**SHORT PROBLEM**
Output all entries verbatim. Skip pictures.
+ + + + + + +
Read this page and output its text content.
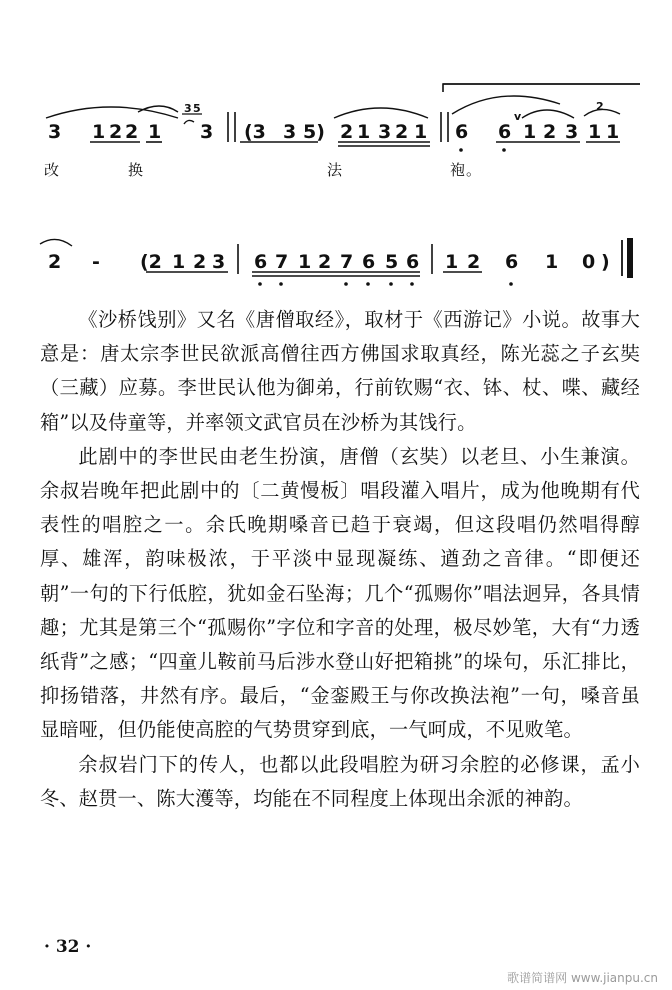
3 1 2 2 1
3 5
3 (3 3 5) 2 1 3 2 1 6 6
v
1 2 3 1
2
1
改	换	法	袍 。
2 - (2 1 2 3 6 7 1 2 7 6 5 6 1 2 6 1 0 )

《沙桥饯别》又名《唐僧取经》，取材于《西游记》小说。故事大意是：唐太宗李世民欲派高僧往西方佛国求取真经，陈光蕊之子玄奘（三藏）应募。李世民认他为御弟，行前钦赐“衣、钵、杖、喋、藏经箱”以及侍童等，并率领文武官员在沙桥为其饯行。

此剧中的李世民由老生扮演，唐僧（玄奘）以老旦、小生兼演。余叔岩晚年把此剧中的〔二黄慢板〕唱段灌入唱片，成为他晚期有代表性的唱腔之一。余氏晚期嗓音已趋于衰竭，但这段唱仍然唱得醇厚、雄浑，韵味极浓，于平淡中显现凝练、遒劲之音律。“即便还朝”一句的下行低腔，犹如金石坠海；几个“孤赐你”唱法迥异，各具情趣；尤其是第三个“孤赐你”字位和字音的处理，极尽妙笔，大有“力透纸背”之感；“四童儿鞍前马后涉水登山好把箱挑”的垛句，乐汇排比，抑扬错落，井然有序。最后，“金銮殿王与你改换法袍”一句，嗓音虽显暗哑，但仍能使高腔的气势贯穿到底，一气呵成，不见败笔。

余叔岩门下的传人，也都以此段唱腔为研习余腔的必修课，孟小冬、赵贯一、陈大濩等，均能在不同程度上体现出余派的神韵。

· 32 ·
歌谱简谱网 www.jianpu.cn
+ + + + + + +
**COMPLETE OUTPUT**
Read this page and output its text content.
3 1 2 2 1
3 5
3 (3 3 5) 2 1 3 2 1 6 6
v
1 2 3 1
2
1
改	换	法	袍 。
2 - (2 1 2 3 6 7 1 2 7 6 5 6 1 2 6 1 0 )

《沙桥饯别》又名《唐僧取经》，取材于《西游记》小说。故事大意是：唐太宗李世民欲派高僧往西方佛国求取真经，陈光蕊之子玄奘（三藏）应募。李世民认他为御弟，行前钦赐“衣、钵、杖、喋、藏经箱”以及侍童等，并率领文武官员在沙桥为其饯行。

此剧中的李世民由老生扮演，唐僧（玄奘）以老旦、小生兼演。余叔岩晚年把此剧中的〔二黄慢板〕唱段灌入唱片，成为他晚期有代表性的唱腔之一。余氏晚期嗓音已趋于衰竭，但这段唱仍然唱得醇厚、雄浑，韵味极浓，于平淡中显现凝练、遒劲之音律。“即便还朝”一句的下行低腔，犹如金石坠海；几个“孤赐你”唱法迥异，各具情趣；尤其是第三个“孤赐你”字位和字音的处理，极尽妙笔，大有“力透纸背”之感；“四童儿鞍前马后涉水登山好把箱挑”的垛句，乐汇排比，抑扬错落，井然有序。最后，“金銮殿王与你改换法袍”一句，嗓音虽显暗哑，但仍能使高腔的气势贯穿到底，一气呵成，不见败笔。

余叔岩门下的传人，也都以此段唱腔为研习余腔的必修课，孟小冬、赵贯一、陈大濩等，均能在不同程度上体现出余派的神韵。

· 32 ·
歌谱简谱网 www.jianpu.cn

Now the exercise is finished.